• What you should do
Filter the records below for the word "your". Copy each line that holds it.

:: Information supplied ::

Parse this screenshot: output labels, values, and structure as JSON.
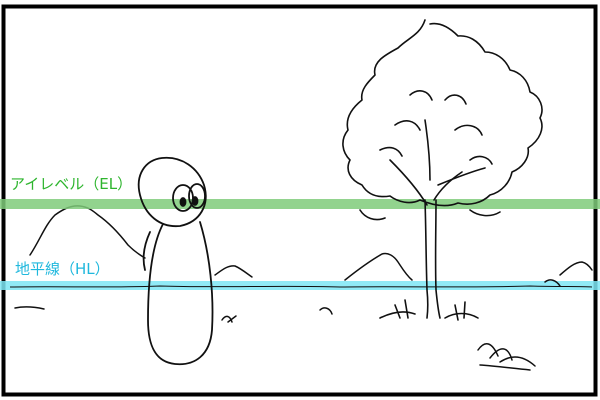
{
  "labels": {
    "eye_level": "アイレベル（EL）",
    "horizon": "地平線（HL）"
  },
  "colors": {
    "eye_level": "#7fcb7a",
    "horizon": "#7ee6f5",
    "eye_level_text": "#2eb52e",
    "horizon_text": "#1fb8dd",
    "ink": "#111111",
    "frame": "#000000"
  }
}
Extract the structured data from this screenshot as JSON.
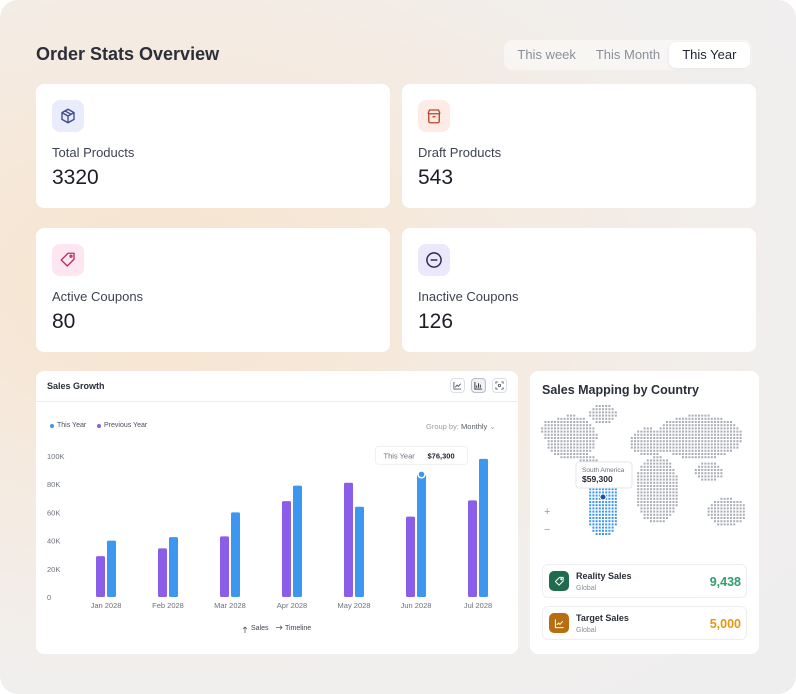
{
  "header": {
    "title": "Order Stats Overview",
    "tabs": [
      {
        "label": "This week",
        "active": false
      },
      {
        "label": "This Month",
        "active": false
      },
      {
        "label": "This Year",
        "active": true
      }
    ]
  },
  "stats": [
    {
      "label": "Total Products",
      "value": "3320",
      "icon": "box-icon",
      "icon_bg": "#e9edfb",
      "icon_color": "#3b4a8f"
    },
    {
      "label": "Draft Products",
      "value": "543",
      "icon": "archive-icon",
      "icon_bg": "#fdebe6",
      "icon_color": "#b5462a"
    },
    {
      "label": "Active Coupons",
      "value": "80",
      "icon": "tag-icon",
      "icon_bg": "#fde6ef",
      "icon_color": "#b83262"
    },
    {
      "label": "Inactive Coupons",
      "value": "126",
      "icon": "minus-circle-icon",
      "icon_bg": "#ece8fb",
      "icon_color": "#4a3b8f"
    }
  ],
  "sales_growth": {
    "title": "Sales Growth",
    "group_by_label": "Group by:",
    "group_by_value": "Monthly",
    "tooltip": {
      "label": "This Year",
      "value": "$76,300"
    },
    "axis_legend": {
      "y": "Sales",
      "x": "Timeline"
    },
    "colors": {
      "this_year": "#3d96f0",
      "previous_year": "#8a5ee8"
    }
  },
  "chart_data": {
    "type": "bar",
    "title": "Sales Growth",
    "categories": [
      "Jan 2028",
      "Feb 2028",
      "Mar 2028",
      "Apr 2028",
      "May 2028",
      "Jun 2028",
      "Jul 2028"
    ],
    "series": [
      {
        "name": "This Year",
        "values": [
          40000,
          42500,
          60000,
          79000,
          64000,
          87000,
          98000
        ]
      },
      {
        "name": "Previous Year",
        "values": [
          29000,
          34500,
          43000,
          68000,
          81000,
          57000,
          68500
        ]
      }
    ],
    "yticks": [
      "100K",
      "80K",
      "60K",
      "40K",
      "20K",
      "0"
    ],
    "ylim": [
      0,
      100000
    ],
    "xlabel": "Timeline",
    "ylabel": "Sales",
    "legend": "top-left",
    "grid": false
  },
  "sales_mapping": {
    "title": "Sales Mapping by Country",
    "map_tooltip": {
      "region": "South America",
      "value": "$59,300"
    },
    "zoom_in": "+",
    "zoom_out": "−",
    "rows": [
      {
        "name": "Reality Sales",
        "sub": "Global",
        "value": "9,438",
        "color": "#2e9e6b",
        "icon": "tag-icon",
        "icon_bg": "#1f6b4e"
      },
      {
        "name": "Target Sales",
        "sub": "Global",
        "value": "5,000",
        "color": "#e6960f",
        "icon": "trend-chart-icon",
        "icon_bg": "#b86e10"
      }
    ]
  }
}
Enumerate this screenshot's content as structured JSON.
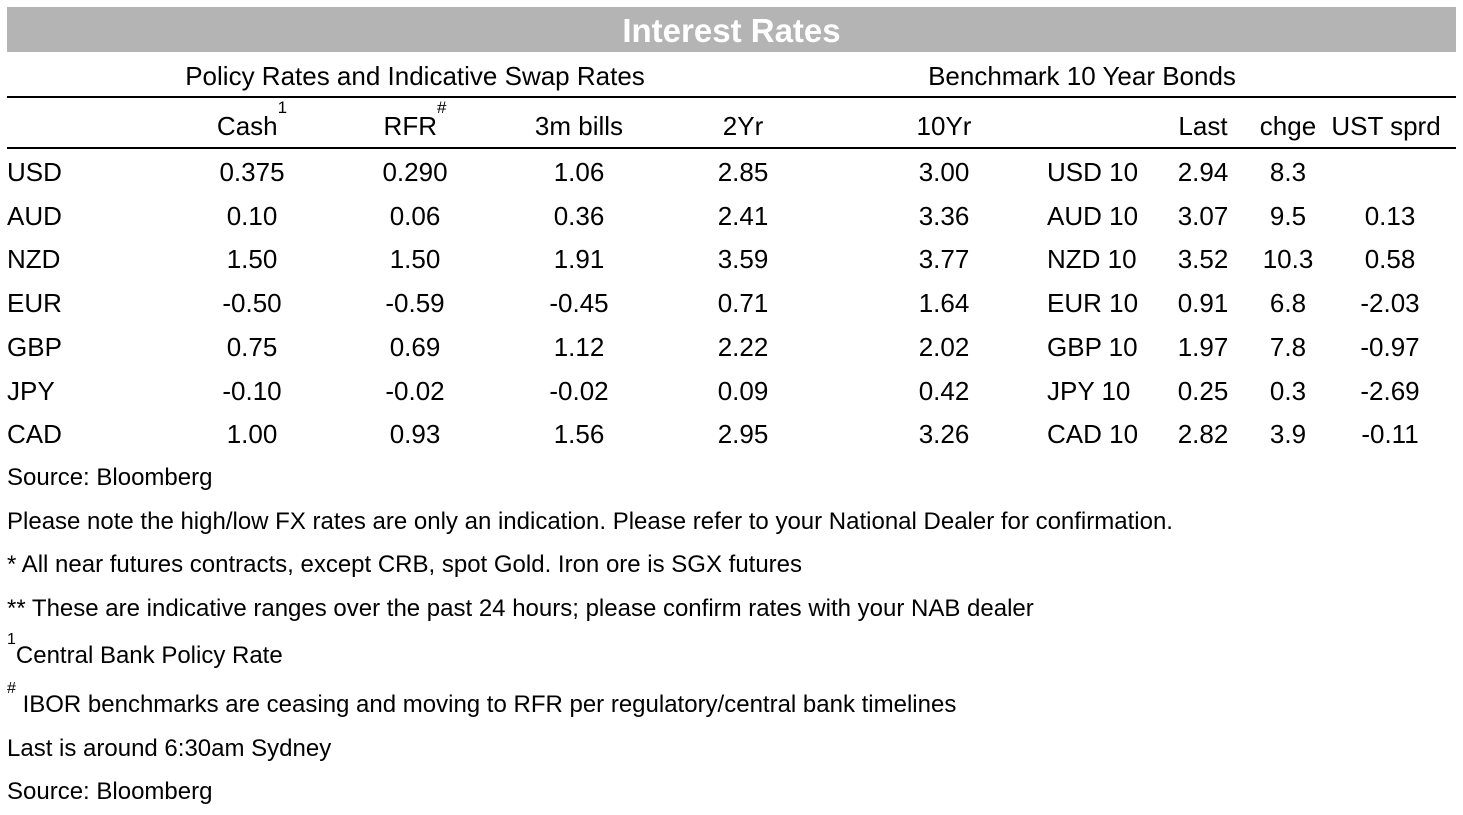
{
  "title": "Interest Rates",
  "left_section_title": "Policy Rates and Indicative Swap Rates",
  "right_section_title": "Benchmark 10 Year Bonds",
  "left_headers": {
    "cash": "Cash",
    "cash_sup": "1",
    "rfr": "RFR",
    "rfr_sup": "#",
    "bills": "3m bills",
    "yr2": "2Yr",
    "yr10": "10Yr"
  },
  "right_headers": {
    "last": "Last",
    "chge": "chge",
    "ust": "UST sprd"
  },
  "rows": [
    {
      "ccy": "USD",
      "cash": "0.375",
      "rfr": "0.290",
      "bills": "1.06",
      "yr2": "2.85",
      "yr10": "3.00",
      "bond": "USD 10",
      "last": "2.94",
      "chge": "8.3",
      "ust": ""
    },
    {
      "ccy": "AUD",
      "cash": "0.10",
      "rfr": "0.06",
      "bills": "0.36",
      "yr2": "2.41",
      "yr10": "3.36",
      "bond": "AUD 10",
      "last": "3.07",
      "chge": "9.5",
      "ust": "0.13"
    },
    {
      "ccy": "NZD",
      "cash": "1.50",
      "rfr": "1.50",
      "bills": "1.91",
      "yr2": "3.59",
      "yr10": "3.77",
      "bond": "NZD 10",
      "last": "3.52",
      "chge": "10.3",
      "ust": "0.58"
    },
    {
      "ccy": "EUR",
      "cash": "-0.50",
      "rfr": "-0.59",
      "bills": "-0.45",
      "yr2": "0.71",
      "yr10": "1.64",
      "bond": "EUR 10",
      "last": "0.91",
      "chge": "6.8",
      "ust": "-2.03"
    },
    {
      "ccy": "GBP",
      "cash": "0.75",
      "rfr": "0.69",
      "bills": "1.12",
      "yr2": "2.22",
      "yr10": "2.02",
      "bond": "GBP 10",
      "last": "1.97",
      "chge": "7.8",
      "ust": "-0.97"
    },
    {
      "ccy": "JPY",
      "cash": "-0.10",
      "rfr": "-0.02",
      "bills": "-0.02",
      "yr2": "0.09",
      "yr10": "0.42",
      "bond": "JPY 10",
      "last": "0.25",
      "chge": "0.3",
      "ust": "-2.69"
    },
    {
      "ccy": "CAD",
      "cash": "1.00",
      "rfr": "0.93",
      "bills": "1.56",
      "yr2": "2.95",
      "yr10": "3.26",
      "bond": "CAD 10",
      "last": "2.82",
      "chge": "3.9",
      "ust": "-0.11"
    }
  ],
  "footnotes": {
    "source1": "Source: Bloomberg",
    "fx_note": "Please note the high/low FX rates are only an indication. Please refer to your National Dealer for confirmation.",
    "futures_note": "* All near futures contracts, except CRB, spot Gold.  Iron ore is SGX futures",
    "ranges_note": "** These are indicative ranges over the past 24 hours; please confirm rates with your NAB dealer",
    "central_sup": "1",
    "central_note": "Central Bank Policy Rate",
    "ibor_sup": "#",
    "ibor_note": " IBOR benchmarks are ceasing and moving to RFR per regulatory/central bank timelines",
    "last_note": "Last is around 6:30am Sydney",
    "source2": "Source: Bloomberg"
  }
}
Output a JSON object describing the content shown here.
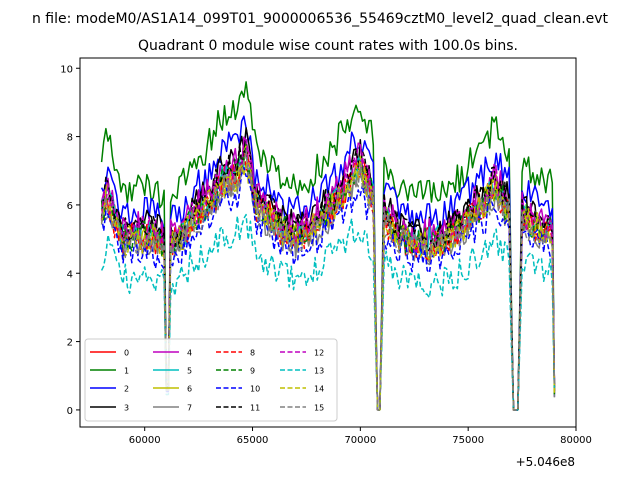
{
  "suptitle": "n file: modeM0/AS1A14_099T01_9000006536_55469cztM0_level2_quad_clean.evt",
  "chart_data": {
    "type": "line",
    "title": "Quadrant 0 module wise count rates with 100.0s bins.",
    "xlabel": "",
    "ylabel": "",
    "x_offset_label": "+5.046e8",
    "xlim": [
      57000,
      80000
    ],
    "ylim": [
      -0.5,
      10.3
    ],
    "xticks": [
      60000,
      65000,
      70000,
      75000,
      80000
    ],
    "xtick_labels": [
      "60000",
      "65000",
      "70000",
      "75000",
      "80000"
    ],
    "yticks": [
      0,
      2,
      4,
      6,
      8,
      10
    ],
    "ytick_labels": [
      "0",
      "2",
      "4",
      "6",
      "8",
      "10"
    ],
    "x_start": 58000,
    "x_end": 79000,
    "bin": 100,
    "gaps": [
      [
        60950,
        61150
      ],
      [
        70700,
        71050
      ],
      [
        76950,
        77450
      ]
    ],
    "profile_anchors": [
      [
        58000,
        5.8
      ],
      [
        58300,
        6.3
      ],
      [
        58600,
        5.6
      ],
      [
        59000,
        5.0
      ],
      [
        59600,
        5.1
      ],
      [
        60300,
        5.1
      ],
      [
        60800,
        4.9
      ],
      [
        61600,
        5.0
      ],
      [
        62200,
        5.6
      ],
      [
        62900,
        6.0
      ],
      [
        63600,
        6.7
      ],
      [
        64300,
        6.9
      ],
      [
        64700,
        7.5
      ],
      [
        65100,
        6.1
      ],
      [
        65700,
        5.7
      ],
      [
        66400,
        5.3
      ],
      [
        67000,
        5.1
      ],
      [
        67600,
        5.3
      ],
      [
        68300,
        5.7
      ],
      [
        68900,
        6.1
      ],
      [
        69600,
        6.8
      ],
      [
        70000,
        7.1
      ],
      [
        70300,
        6.6
      ],
      [
        70600,
        6.2
      ],
      [
        71200,
        5.6
      ],
      [
        71800,
        5.1
      ],
      [
        72500,
        4.9
      ],
      [
        73200,
        4.9
      ],
      [
        73900,
        5.0
      ],
      [
        74600,
        5.3
      ],
      [
        75300,
        5.8
      ],
      [
        75900,
        6.2
      ],
      [
        76300,
        6.6
      ],
      [
        76700,
        6.0
      ],
      [
        77600,
        5.6
      ],
      [
        78200,
        5.4
      ],
      [
        79000,
        5.2
      ]
    ],
    "series": [
      {
        "name": "0",
        "color": "#ff0000",
        "dash": "solid",
        "scale": 1.0
      },
      {
        "name": "1",
        "color": "#008000",
        "dash": "solid",
        "scale": 1.28
      },
      {
        "name": "2",
        "color": "#0000ff",
        "dash": "solid",
        "scale": 1.14
      },
      {
        "name": "3",
        "color": "#000000",
        "dash": "solid",
        "scale": 1.06
      },
      {
        "name": "4",
        "color": "#bf00bf",
        "dash": "solid",
        "scale": 1.05
      },
      {
        "name": "5",
        "color": "#00bfbf",
        "dash": "solid",
        "scale": 1.0
      },
      {
        "name": "6",
        "color": "#bfbf00",
        "dash": "solid",
        "scale": 0.99
      },
      {
        "name": "7",
        "color": "#808080",
        "dash": "solid",
        "scale": 0.96
      },
      {
        "name": "8",
        "color": "#ff0000",
        "dash": "dashed",
        "scale": 0.98
      },
      {
        "name": "9",
        "color": "#008000",
        "dash": "dashed",
        "scale": 1.0
      },
      {
        "name": "10",
        "color": "#0000ff",
        "dash": "dashed",
        "scale": 0.91
      },
      {
        "name": "11",
        "color": "#000000",
        "dash": "dashed",
        "scale": 1.04
      },
      {
        "name": "12",
        "color": "#bf00bf",
        "dash": "dashed",
        "scale": 1.02
      },
      {
        "name": "13",
        "color": "#00bfbf",
        "dash": "dashed",
        "scale": 0.76
      },
      {
        "name": "14",
        "color": "#bfbf00",
        "dash": "dashed",
        "scale": 0.99
      },
      {
        "name": "15",
        "color": "#808080",
        "dash": "dashed",
        "scale": 0.97
      }
    ],
    "legend_position": "lower-left",
    "legend_columns": 4
  }
}
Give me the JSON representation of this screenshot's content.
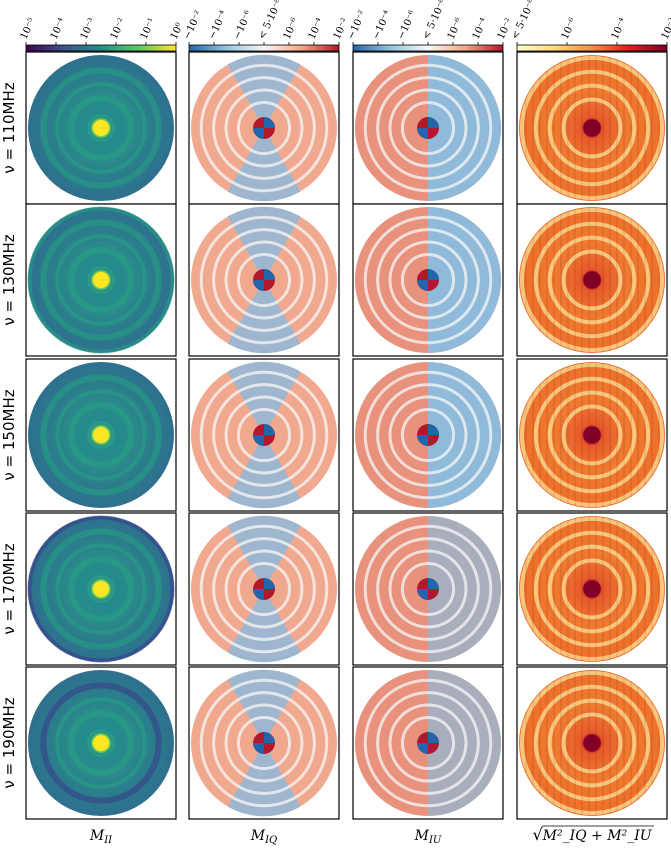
{
  "figure": {
    "rows": [
      {
        "nu_label": "ν = 110MHz"
      },
      {
        "nu_label": "ν = 130MHz"
      },
      {
        "nu_label": "ν = 150MHz"
      },
      {
        "nu_label": "ν = 170MHz"
      },
      {
        "nu_label": "ν = 190MHz"
      }
    ],
    "columns": [
      {
        "label": "M_II",
        "label_main": "M",
        "label_sub": "II",
        "cmap": "viridis",
        "colorbar_ticks": [
          "10⁻⁵",
          "10⁻⁴",
          "10⁻³",
          "10⁻²",
          "10⁻¹",
          "10⁰"
        ]
      },
      {
        "label": "M_IQ",
        "label_main": "M",
        "label_sub": "IQ",
        "cmap": "RdBu_r",
        "colorbar_ticks": [
          "−10⁻²",
          "−10⁻⁴",
          "−10⁻⁶",
          "< 5·10⁻⁸",
          "10⁻⁶",
          "10⁻⁴",
          "10⁻²"
        ]
      },
      {
        "label": "M_IU",
        "label_main": "M",
        "label_sub": "IU",
        "cmap": "RdBu_r",
        "colorbar_ticks": [
          "−10⁻²",
          "−10⁻⁴",
          "−10⁻⁶",
          "< 5·10⁻⁸",
          "10⁻⁶",
          "10⁻⁴",
          "10⁻²"
        ]
      },
      {
        "label": "√(M_IQ² + M_IU²)",
        "label_text": "M²_IQ + M²_IU",
        "cmap": "YlOrRd",
        "colorbar_ticks": [
          "< 5·10⁻⁸",
          "10⁻⁶",
          "10⁻⁴",
          "10⁻²"
        ]
      }
    ]
  },
  "chart_data": {
    "type": "heatmap",
    "panel_type": "polar beam Mueller matrix maps (all-sky)",
    "frequencies_MHz": [
      110,
      130,
      150,
      170,
      190
    ],
    "quantities": [
      "M_II",
      "M_IQ",
      "M_IU",
      "sqrt(M_IQ^2 + M_IU^2)"
    ],
    "color_scale": "log / symmetric log",
    "colors": {
      "viridis": [
        "#440154",
        "#3b528b",
        "#21908d",
        "#5dc963",
        "#fde725"
      ],
      "diverging": [
        "#2166ac",
        "#92c5de",
        "#f7f7f7",
        "#f4a582",
        "#b2182b"
      ],
      "ylorrd": [
        "#ffffcc",
        "#fed976",
        "#fd8d3c",
        "#e31a1c",
        "#800026"
      ]
    }
  }
}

:::

• Complete response
    "fx_note": "Please note the high/low FX rates are only an indication. Please refer to your National Dealer for confirmation.",
    "ranges_note": "** These are indicative ranges over the past 24 hours; please confirm rates with your NAB dealer",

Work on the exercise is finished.